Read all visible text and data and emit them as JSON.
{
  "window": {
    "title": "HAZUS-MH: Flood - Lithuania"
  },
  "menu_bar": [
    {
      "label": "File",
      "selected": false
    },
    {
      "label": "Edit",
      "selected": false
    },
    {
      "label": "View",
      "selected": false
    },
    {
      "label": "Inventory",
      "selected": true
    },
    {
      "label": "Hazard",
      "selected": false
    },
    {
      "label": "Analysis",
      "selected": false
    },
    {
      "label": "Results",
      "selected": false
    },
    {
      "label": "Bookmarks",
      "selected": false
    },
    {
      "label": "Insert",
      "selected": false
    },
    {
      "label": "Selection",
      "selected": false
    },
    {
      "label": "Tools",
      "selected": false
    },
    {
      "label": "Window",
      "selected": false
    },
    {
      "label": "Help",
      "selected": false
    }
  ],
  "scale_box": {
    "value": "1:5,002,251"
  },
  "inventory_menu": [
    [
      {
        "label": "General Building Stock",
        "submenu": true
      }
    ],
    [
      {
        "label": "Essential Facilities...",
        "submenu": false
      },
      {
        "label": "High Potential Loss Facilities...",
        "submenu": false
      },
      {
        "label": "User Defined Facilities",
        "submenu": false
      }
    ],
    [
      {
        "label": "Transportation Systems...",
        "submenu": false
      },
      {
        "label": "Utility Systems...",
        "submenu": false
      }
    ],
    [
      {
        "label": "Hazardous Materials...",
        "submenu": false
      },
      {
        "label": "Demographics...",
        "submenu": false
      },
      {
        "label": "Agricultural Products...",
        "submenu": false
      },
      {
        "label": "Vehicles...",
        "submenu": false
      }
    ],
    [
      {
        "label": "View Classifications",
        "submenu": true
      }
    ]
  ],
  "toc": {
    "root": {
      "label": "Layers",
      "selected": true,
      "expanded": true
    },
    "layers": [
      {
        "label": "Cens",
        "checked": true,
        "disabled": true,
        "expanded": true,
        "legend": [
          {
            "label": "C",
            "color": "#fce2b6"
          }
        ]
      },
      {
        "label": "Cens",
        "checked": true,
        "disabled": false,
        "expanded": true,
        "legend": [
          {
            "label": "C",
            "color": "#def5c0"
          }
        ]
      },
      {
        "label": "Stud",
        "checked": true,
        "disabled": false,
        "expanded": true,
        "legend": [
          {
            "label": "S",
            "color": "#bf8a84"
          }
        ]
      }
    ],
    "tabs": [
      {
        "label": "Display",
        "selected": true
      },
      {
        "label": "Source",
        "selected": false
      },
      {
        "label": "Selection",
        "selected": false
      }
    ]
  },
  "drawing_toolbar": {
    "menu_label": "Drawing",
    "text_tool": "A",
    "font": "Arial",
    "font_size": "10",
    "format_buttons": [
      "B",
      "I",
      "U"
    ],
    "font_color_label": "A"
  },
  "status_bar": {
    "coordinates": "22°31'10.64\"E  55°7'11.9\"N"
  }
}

☆ ☆ ☆ ☆ ☆

▶ Problem requirements:
What is needed here is an exact reproduction of all the entries.

▶ Reply:
Read all visible text and data and emit them as JSON.
{
  "window": {
    "title": "HAZUS-MH: Flood - Lithuania"
  },
  "menu_bar": [
    {
      "label": "File",
      "selected": false
    },
    {
      "label": "Edit",
      "selected": false
    },
    {
      "label": "View",
      "selected": false
    },
    {
      "label": "Inventory",
      "selected": true
    },
    {
      "label": "Hazard",
      "selected": false
    },
    {
      "label": "Analysis",
      "selected": false
    },
    {
      "label": "Results",
      "selected": false
    },
    {
      "label": "Bookmarks",
      "selected": false
    },
    {
      "label": "Insert",
      "selected": false
    },
    {
      "label": "Selection",
      "selected": false
    },
    {
      "label": "Tools",
      "selected": false
    },
    {
      "label": "Window",
      "selected": false
    },
    {
      "label": "Help",
      "selected": false
    }
  ],
  "scale_box": {
    "value": "1:5,002,251"
  },
  "inventory_menu": [
    [
      {
        "label": "General Building Stock",
        "submenu": true
      }
    ],
    [
      {
        "label": "Essential Facilities...",
        "submenu": false
      },
      {
        "label": "High Potential Loss Facilities...",
        "submenu": false
      },
      {
        "label": "User Defined Facilities",
        "submenu": false
      }
    ],
    [
      {
        "label": "Transportation Systems...",
        "submenu": false
      },
      {
        "label": "Utility Systems...",
        "submenu": false
      }
    ],
    [
      {
        "label": "Hazardous Materials...",
        "submenu": false
      },
      {
        "label": "Demographics...",
        "submenu": false
      },
      {
        "label": "Agricultural Products...",
        "submenu": false
      },
      {
        "label": "Vehicles...",
        "submenu": false
      }
    ],
    [
      {
        "label": "View Classifications",
        "submenu": true
      }
    ]
  ],
  "toc": {
    "root": {
      "label": "Layers",
      "selected": true,
      "expanded": true
    },
    "layers": [
      {
        "label": "Cens",
        "checked": true,
        "disabled": true,
        "expanded": true,
        "legend": [
          {
            "label": "C",
            "color": "#fce2b6"
          }
        ]
      },
      {
        "label": "Cens",
        "checked": true,
        "disabled": false,
        "expanded": true,
        "legend": [
          {
            "label": "C",
            "color": "#def5c0"
          }
        ]
      },
      {
        "label": "Stud",
        "checked": true,
        "disabled": false,
        "expanded": true,
        "legend": [
          {
            "label": "S",
            "color": "#bf8a84"
          }
        ]
      }
    ],
    "tabs": [
      {
        "label": "Display",
        "selected": true
      },
      {
        "label": "Source",
        "selected": false
      },
      {
        "label": "Selection",
        "selected": false
      }
    ]
  },
  "drawing_toolbar": {
    "menu_label": "Drawing",
    "text_tool": "A",
    "font": "Arial",
    "font_size": "10",
    "format_buttons": [
      "B",
      "I",
      "U"
    ],
    "font_color_label": "A"
  },
  "status_bar": {
    "coordinates": "22°31'10.64\"E  55°7'11.9\"N"
  }
}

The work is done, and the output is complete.